**Problem statement**
Give the number of lines containing the word "node" and nothing more.

[Collected data entries]
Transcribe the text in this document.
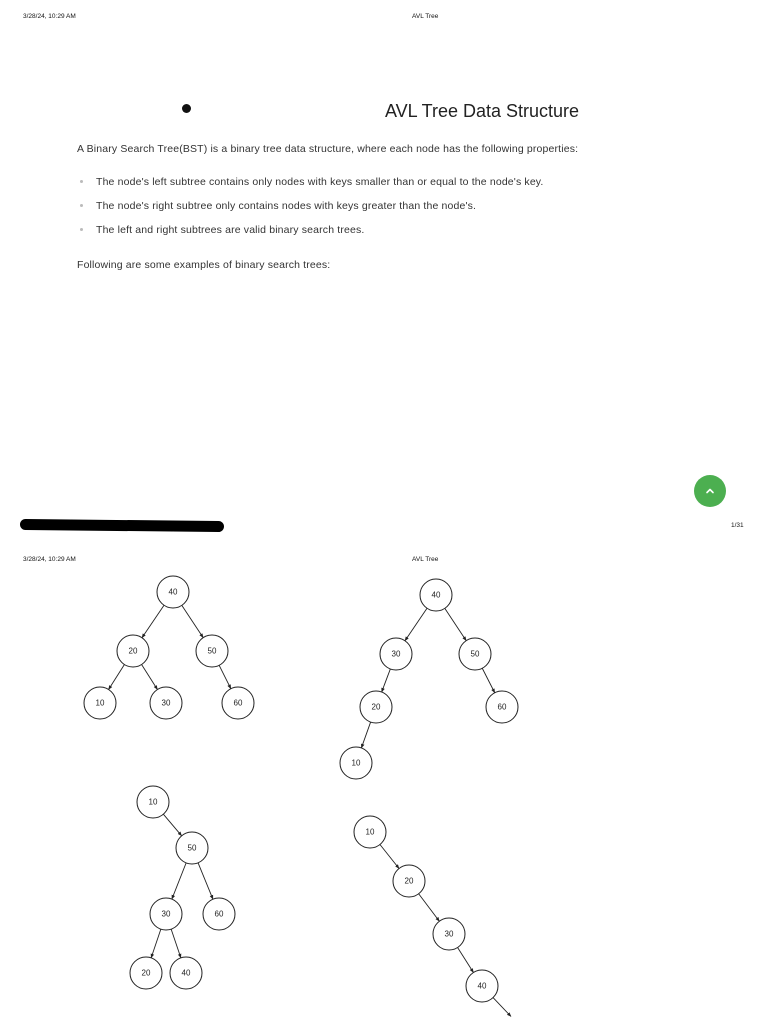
3/28/24, 10:29 AM	AVL Tree
AVL Tree Data Structure
A Binary Search Tree(BST) is a binary tree data structure, where each node has the following properties:
The node's left subtree contains only nodes with keys smaller than or equal to the node's key.
The node's right subtree only contains nodes with keys greater than the node's.
The left and right subtrees are valid binary search trees.
Following are some examples of binary search trees:
1/31
3/28/24, 10:29 AM	AVL Tree
40
20	50
10	30	60
40
30	50
20	60
10
10
50
30	60
20	40
10
20
30
40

**Solution to the problem**
3